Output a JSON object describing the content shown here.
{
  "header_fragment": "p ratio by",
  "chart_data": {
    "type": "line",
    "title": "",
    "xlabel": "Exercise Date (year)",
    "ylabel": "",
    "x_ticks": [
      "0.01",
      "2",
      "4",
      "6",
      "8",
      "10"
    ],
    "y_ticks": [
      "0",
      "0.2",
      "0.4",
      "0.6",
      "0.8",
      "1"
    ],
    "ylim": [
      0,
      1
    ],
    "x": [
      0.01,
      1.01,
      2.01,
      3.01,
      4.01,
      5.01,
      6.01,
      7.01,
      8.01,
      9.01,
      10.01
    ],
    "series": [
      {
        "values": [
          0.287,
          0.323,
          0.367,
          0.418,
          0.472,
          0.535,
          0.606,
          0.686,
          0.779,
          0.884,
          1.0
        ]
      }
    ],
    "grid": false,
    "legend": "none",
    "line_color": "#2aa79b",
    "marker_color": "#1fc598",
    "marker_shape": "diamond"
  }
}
* * *
- [Your objective]: Restate the whole listing exactly.

- [Task output]:
Output a JSON object describing the content shown here.
{
  "header_fragment": "p ratio by",
  "chart_data": {
    "type": "line",
    "title": "",
    "xlabel": "Exercise Date (year)",
    "ylabel": "",
    "x_ticks": [
      "0.01",
      "2",
      "4",
      "6",
      "8",
      "10"
    ],
    "y_ticks": [
      "0",
      "0.2",
      "0.4",
      "0.6",
      "0.8",
      "1"
    ],
    "ylim": [
      0,
      1
    ],
    "x": [
      0.01,
      1.01,
      2.01,
      3.01,
      4.01,
      5.01,
      6.01,
      7.01,
      8.01,
      9.01,
      10.01
    ],
    "series": [
      {
        "values": [
          0.287,
          0.323,
          0.367,
          0.418,
          0.472,
          0.535,
          0.606,
          0.686,
          0.779,
          0.884,
          1.0
        ]
      }
    ],
    "grid": false,
    "legend": "none",
    "line_color": "#2aa79b",
    "marker_color": "#1fc598",
    "marker_shape": "diamond"
  }
}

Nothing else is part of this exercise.